=== Entries shown ===
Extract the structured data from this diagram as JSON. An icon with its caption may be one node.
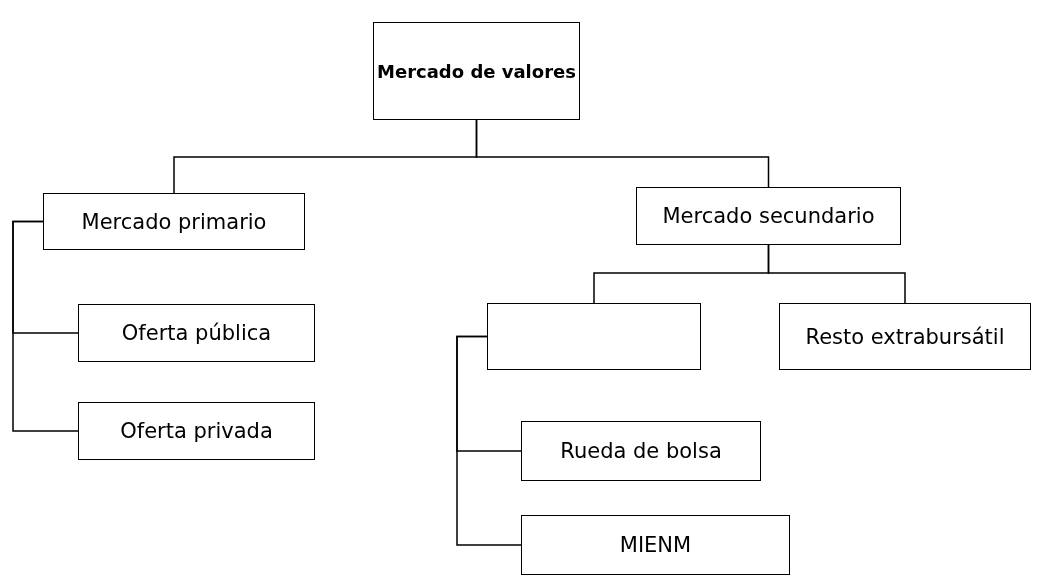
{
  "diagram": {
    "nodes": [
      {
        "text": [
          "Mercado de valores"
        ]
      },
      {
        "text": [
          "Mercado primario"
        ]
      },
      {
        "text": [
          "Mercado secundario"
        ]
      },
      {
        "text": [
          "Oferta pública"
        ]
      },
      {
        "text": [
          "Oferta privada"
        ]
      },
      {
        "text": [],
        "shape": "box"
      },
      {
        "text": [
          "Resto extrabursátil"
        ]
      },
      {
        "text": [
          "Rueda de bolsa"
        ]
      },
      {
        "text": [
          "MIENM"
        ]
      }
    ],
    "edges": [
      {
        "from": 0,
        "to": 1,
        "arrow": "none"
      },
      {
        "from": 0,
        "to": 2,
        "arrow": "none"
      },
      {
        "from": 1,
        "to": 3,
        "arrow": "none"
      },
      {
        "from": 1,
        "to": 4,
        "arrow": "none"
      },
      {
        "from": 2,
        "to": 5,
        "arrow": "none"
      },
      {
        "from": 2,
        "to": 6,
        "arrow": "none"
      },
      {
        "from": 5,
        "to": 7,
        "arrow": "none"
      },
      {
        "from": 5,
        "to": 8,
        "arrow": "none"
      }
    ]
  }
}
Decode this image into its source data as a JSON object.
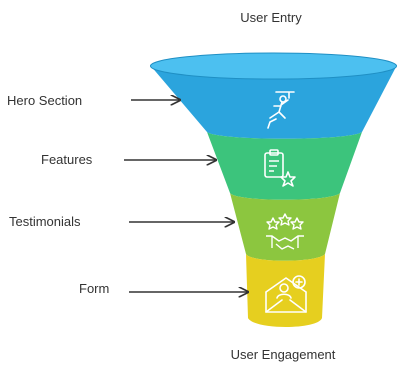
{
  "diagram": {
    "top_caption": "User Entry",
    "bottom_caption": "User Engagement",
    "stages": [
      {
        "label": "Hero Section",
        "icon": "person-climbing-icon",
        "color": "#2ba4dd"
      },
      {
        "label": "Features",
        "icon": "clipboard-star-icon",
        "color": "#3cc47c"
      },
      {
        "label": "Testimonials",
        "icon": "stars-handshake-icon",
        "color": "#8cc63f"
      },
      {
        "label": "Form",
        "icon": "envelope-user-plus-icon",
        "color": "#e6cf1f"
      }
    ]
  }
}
===
> **Your objective**:
Find the lines holding "label" and list every one.

> **Result for this exercise**:
        "label": "Hero Section",
        "label": "Features",
        "label": "Testimonials",
        "label": "Form",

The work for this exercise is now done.